ENTRIES =>
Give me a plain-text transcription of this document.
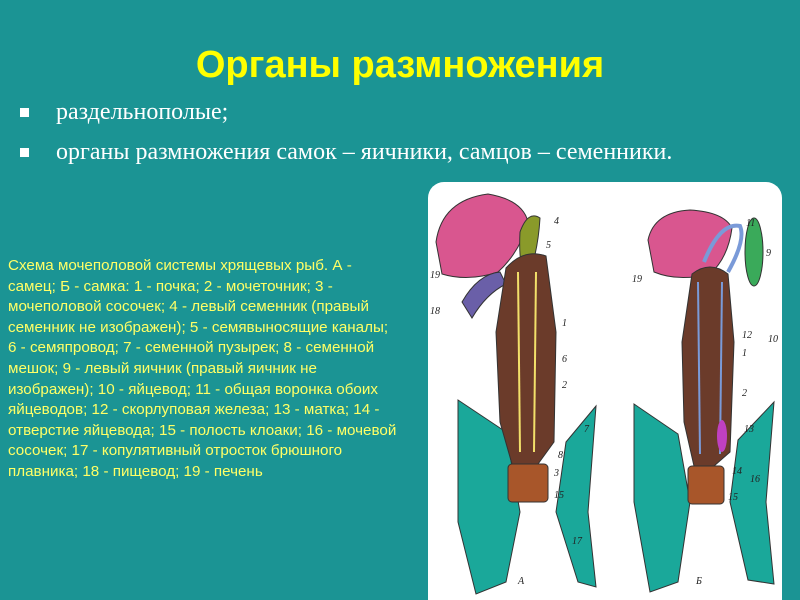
Органы размножения
раздельнополые;
органы размножения самок – яичники, самцов – семенники.
Схема мочеполовой системы хрящевых рыб. А - самец; Б - самка: 1 - почка; 2 - мочеточник; 3 - мочеполовой сосочек; 4 - левый семенник (правый семенник не изображен); 5 - семявыносящие каналы; 6 - семяпровод; 7 - семенной пузырек; 8 - семенной мешок; 9 - левый яичник (правый яичник не изображен); 10 - яйцевод; 11 - общая воронка обоих яйцеводов; 12 - скорлуповая железа; 13 - матка; 14 - отверстие яйцевода; 15 - полость клоаки; 16 - мочевой сосочек; 17 - копулятивный отросток брюшного плавника; 18 - пищевод; 19 - печень
4
5
19
18
1
6
2
7
8
3
15
17
А
9
11
19
10
12
1
2
13
14
16
15
Б
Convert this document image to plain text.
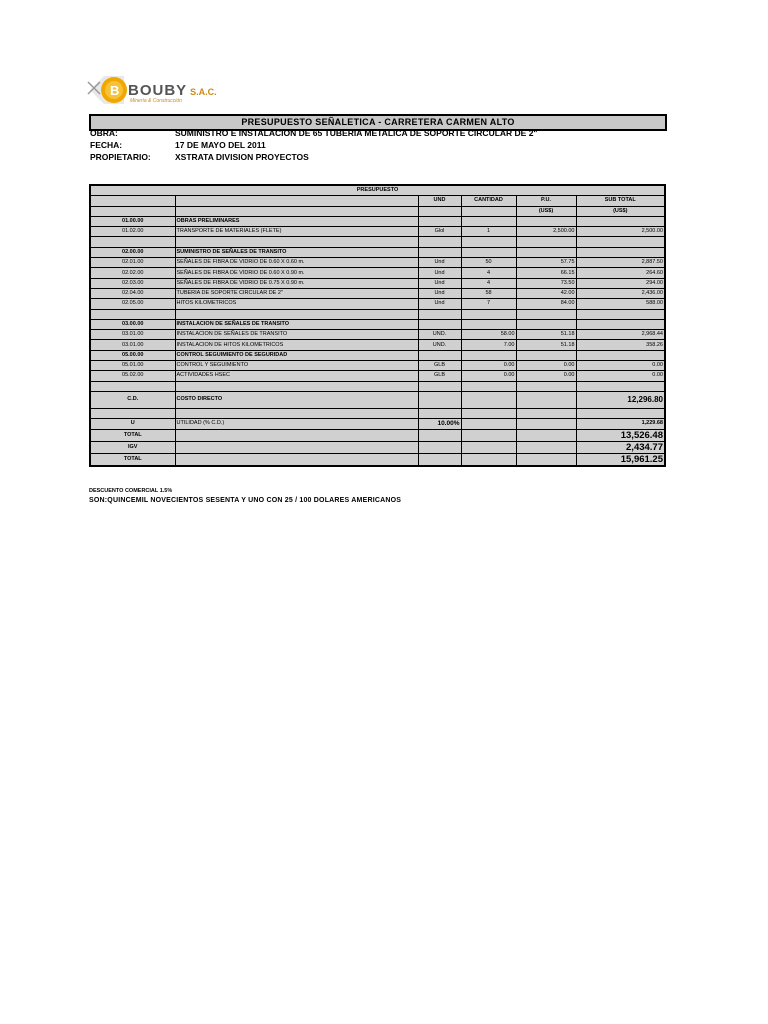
B BOUBY S.A.C.
Minería & Construcción
PRESUPUESTO SEÑALETICA - CARRETERA CARMEN ALTO
OBRA:	SUMINISTRO E INSTALACION DE 65 TUBERIA METALICA DE SOPORTE CIRCULAR DE 2"
FECHA:	17 DE MAYO DEL 2011
PROPIETARIO:	XSTRATA DIVISION PROYECTOS
PRESUPUESTO					
		UND	CANTIDAD	P.U.	SUB TOTAL
				(US$)	(US$)
01.00.00	OBRAS PRELIMINARES				
01.02.00	TRANSPORTE DE MATERIALES (FLETE)	Glol	1	2,500.00	2,500.00

02.00.00	SUMINISTRO DE SEÑALES DE TRANSITO				
02.01.00	SEÑALES DE FIBRA DE VIDRIO DE 0.60 X 0.60 m.	Und	50	57.75	2,887.50
02.02.00	SEÑALES DE FIBRA DE VIDRIO DE 0.60 X 0.90 m.	Und	4	66.15	264.60
02.03.00	SEÑALES DE FIBRA DE VIDRIO DE 0.75 X 0.90 m.	Und	4	73.50	294.00
02.04.00	TUBERIA DE SOPORTE CIRCULAR DE 2"	Und	58	42.00	2,436.00
02.05.00	HITOS KILOMETRICOS	Und	7	84.00	588.00

03.00.00	INSTALACION DE SEÑALES DE TRANSITO				
03.01.00	INSTALACION DE SEÑALES DE TRANSITO	UND.	58.00	51.18	2,968.44
03.01.00	INSTALACION DE HITOS KILOMETRICOS	UND.	7.00	51.18	358.26
05.00.00	CONTROL SEGUIMIENTO DE SEGURIDAD				
05.01.00	CONTROL Y SEGUIMIENTO	GLB	0.00	0.00	0.00
05.02.00	ACTIVIDADES HSEC	GLB	0.00	0.00	0.00

C.D.	COSTO DIRECTO				12,296.80

U	UTILIDAD (% C.D.)	10.00%			1,229.68
TOTAL					13,526.48
IGV					2,434.77
TOTAL					15,961.25
DESCUENTO COMERCIAL 1.5%
SON:QUINCEMIL NOVECIENTOS SESENTA Y UNO CON 25 / 100 DOLARES AMERICANOS
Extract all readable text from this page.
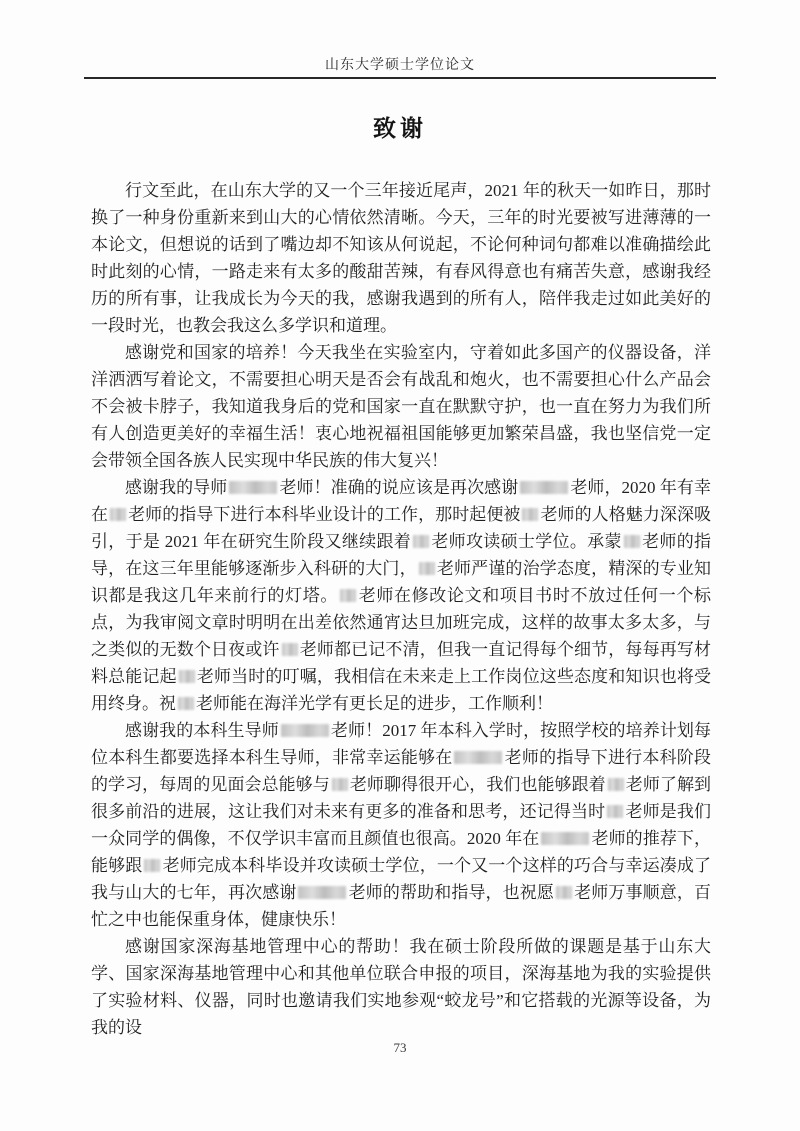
山东大学硕士学位论文
致谢

行文至此，在山东大学的又一个三年接近尾声，2021 年的秋天一如昨日，那时换了一种身份重新来到山大的心情依然清晰。今天，三年的时光要被写进薄薄的一本论文，但想说的话到了嘴边却不知该从何说起，不论何种词句都难以准确描绘此时此刻的心情，一路走来有太多的酸甜苦辣，有春风得意也有痛苦失意，感谢我经历的所有事，让我成长为今天的我，感谢我遇到的所有人，陪伴我走过如此美好的一段时光，也教会我这么多学识和道理。

感谢党和国家的培养！今天我坐在实验室内，守着如此多国产的仪器设备，洋洋洒洒写着论文，不需要担心明天是否会有战乱和炮火，也不需要担心什么产品会不会被卡脖子，我知道我身后的党和国家一直在默默守护，也一直在努力为我们所有人创造更美好的幸福生活！衷心地祝福祖国能够更加繁荣昌盛，我也坚信党一定会带领全国各族人民实现中华民族的伟大复兴！

感谢我的导师	老师！准确的说应该是再次感谢	老师，2020 年有幸在 老师的指导下进行本科毕业设计的工作，那时起便被 老师的人格魅力深深吸引，于是 2021 年在研究生阶段又继续跟着 老师攻读硕士学位。承蒙 老师的指导，在这三年里能够逐渐步入科研的大门， 老师严谨的治学态度，精深的专业知识都是我这几年来前行的灯塔。 老师在修改论文和项目书时不放过任何一个标点，为我审阅文章时明明在出差依然通宵达旦加班完成，这样的故事太多太多，与之类似的无数个日夜或许 老师都已记不清，但我一直记得每个细节，每每再写材料总能记起 老师当时的叮嘱，我相信在未来走上工作岗位这些态度和知识也将受用终身。祝 老师能在海洋光学有更长足的进步，工作顺利！

感谢我的本科生导师	老师！2017 年本科入学时，按照学校的培养计划每位本科生都要选择本科生导师，非常幸运能够在	老师的指导下进行本科阶段的学习，每周的见面会总能够与 老师聊得很开心，我们也能够跟着 老师了解到很多前沿的进展，这让我们对未来有更多的准备和思考，还记得当时 老师是我们一众同学的偶像，不仅学识丰富而且颜值也很高。2020 年在	老师的推荐下，能够跟 老师完成本科毕设并攻读硕士学位，一个又一个这样的巧合与幸运凑成了我与山大的七年，再次感谢	老师的帮助和指导，也祝愿 老师万事顺意，百忙之中也能保重身体，健康快乐！

感谢国家深海基地管理中心的帮助！我在硕士阶段所做的课题是基于山东大学、国家深海基地管理中心和其他单位联合申报的项目，深海基地为我的实验提供了实验材料、仪器，同时也邀请我们实地参观“蛟龙号”和它搭载的光源等设备，为我的设

73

WRITTEN TASK => Quote the data above in full, leaving out the pictures it holds.

IN RESPONSE =>
Give me a plain-text transcription of this document.
Органы размножения
раздельнополые;
органы размножения самок – яичники, самцов – семенники.
Схема мочеполовой системы хрящевых рыб. А - самец; Б - самка: 1 - почка; 2 - мочеточник; 3 - мочеполовой сосочек; 4 - левый семенник (правый семенник не изображен); 5 - семявыносящие каналы; 6 - семяпровод; 7 - семенной пузырек; 8 - семенной мешок; 9 - левый яичник (правый яичник не изображен); 10 - яйцевод; 11 - общая воронка обоих яйцеводов; 12 - скорлуповая железа; 13 - матка; 14 - отверстие яйцевода; 15 - полость клоаки; 16 - мочевой сосочек; 17 - копулятивный отросток брюшного плавника; 18 - пищевод; 19 - печень
4
5
19
18
1
6
2
7
8
3
15
17
А
9
11
19
10
12
1
2
13
14
16
15
Б
Convert this document image to plain text.
B BOUBY S.A.C.
Minería & Construcción
PRESUPUESTO SEÑALETICA - CARRETERA CARMEN ALTO
OBRA:	SUMINISTRO E INSTALACION DE 65 TUBERIA METALICA DE SOPORTE CIRCULAR DE 2"
FECHA:	17 DE MAYO DEL 2011
PROPIETARIO:	XSTRATA DIVISION PROYECTOS
PRESUPUESTO					
		UND	CANTIDAD	P.U.	SUB TOTAL
				(US$)	(US$)
01.00.00	OBRAS PRELIMINARES				
01.02.00	TRANSPORTE DE MATERIALES (FLETE)	Glol	1	2,500.00	2,500.00

02.00.00	SUMINISTRO DE SEÑALES DE TRANSITO				
02.01.00	SEÑALES DE FIBRA DE VIDRIO DE 0.60 X 0.60 m.	Und	50	57.75	2,887.50
02.02.00	SEÑALES DE FIBRA DE VIDRIO DE 0.60 X 0.90 m.	Und	4	66.15	264.60
02.03.00	SEÑALES DE FIBRA DE VIDRIO DE 0.75 X 0.90 m.	Und	4	73.50	294.00
02.04.00	TUBERIA DE SOPORTE CIRCULAR DE 2"	Und	58	42.00	2,436.00
02.05.00	HITOS KILOMETRICOS	Und	7	84.00	588.00

03.00.00	INSTALACION DE SEÑALES DE TRANSITO				
03.01.00	INSTALACION DE SEÑALES DE TRANSITO	UND.	58.00	51.18	2,968.44
03.01.00	INSTALACION DE HITOS KILOMETRICOS	UND.	7.00	51.18	358.26
05.00.00	CONTROL SEGUIMIENTO DE SEGURIDAD				
05.01.00	CONTROL Y SEGUIMIENTO	GLB	0.00	0.00	0.00
05.02.00	ACTIVIDADES HSEC	GLB	0.00	0.00	0.00

C.D.	COSTO DIRECTO				12,296.80

U	UTILIDAD (% C.D.)	10.00%			1,229.68
TOTAL					13,526.48
IGV					2,434.77
TOTAL					15,961.25
DESCUENTO COMERCIAL 1.5%
SON:QUINCEMIL NOVECIENTOS SESENTA Y UNO CON 25 / 100 DOLARES AMERICANOS
Extract all readable text from this page.
山东大学硕士学位论文
致谢

行文至此，在山东大学的又一个三年接近尾声，2021 年的秋天一如昨日，那时换了一种身份重新来到山大的心情依然清晰。今天，三年的时光要被写进薄薄的一本论文，但想说的话到了嘴边却不知该从何说起，不论何种词句都难以准确描绘此时此刻的心情，一路走来有太多的酸甜苦辣，有春风得意也有痛苦失意，感谢我经历的所有事，让我成长为今天的我，感谢我遇到的所有人，陪伴我走过如此美好的一段时光，也教会我这么多学识和道理。

感谢党和国家的培养！今天我坐在实验室内，守着如此多国产的仪器设备，洋洋洒洒写着论文，不需要担心明天是否会有战乱和炮火，也不需要担心什么产品会不会被卡脖子，我知道我身后的党和国家一直在默默守护，也一直在努力为我们所有人创造更美好的幸福生活！衷心地祝福祖国能够更加繁荣昌盛，我也坚信党一定会带领全国各族人民实现中华民族的伟大复兴！

感谢我的导师	老师！准确的说应该是再次感谢	老师，2020 年有幸在 老师的指导下进行本科毕业设计的工作，那时起便被 老师的人格魅力深深吸引，于是 2021 年在研究生阶段又继续跟着 老师攻读硕士学位。承蒙 老师的指导，在这三年里能够逐渐步入科研的大门， 老师严谨的治学态度，精深的专业知识都是我这几年来前行的灯塔。 老师在修改论文和项目书时不放过任何一个标点，为我审阅文章时明明在出差依然通宵达旦加班完成，这样的故事太多太多，与之类似的无数个日夜或许 老师都已记不清，但我一直记得每个细节，每每再写材料总能记起 老师当时的叮嘱，我相信在未来走上工作岗位这些态度和知识也将受用终身。祝 老师能在海洋光学有更长足的进步，工作顺利！

感谢我的本科生导师	老师！2017 年本科入学时，按照学校的培养计划每位本科生都要选择本科生导师，非常幸运能够在	老师的指导下进行本科阶段的学习，每周的见面会总能够与 老师聊得很开心，我们也能够跟着 老师了解到很多前沿的进展，这让我们对未来有更多的准备和思考，还记得当时 老师是我们一众同学的偶像，不仅学识丰富而且颜值也很高。2020 年在	老师的推荐下，能够跟 老师完成本科毕设并攻读硕士学位，一个又一个这样的巧合与幸运凑成了我与山大的七年，再次感谢	老师的帮助和指导，也祝愿 老师万事顺意，百忙之中也能保重身体，健康快乐！

感谢国家深海基地管理中心的帮助！我在硕士阶段所做的课题是基于山东大学、国家深海基地管理中心和其他单位联合申报的项目，深海基地为我的实验提供了实验材料、仪器，同时也邀请我们实地参观“蛟龙号”和它搭载的光源等设备，为我的设

73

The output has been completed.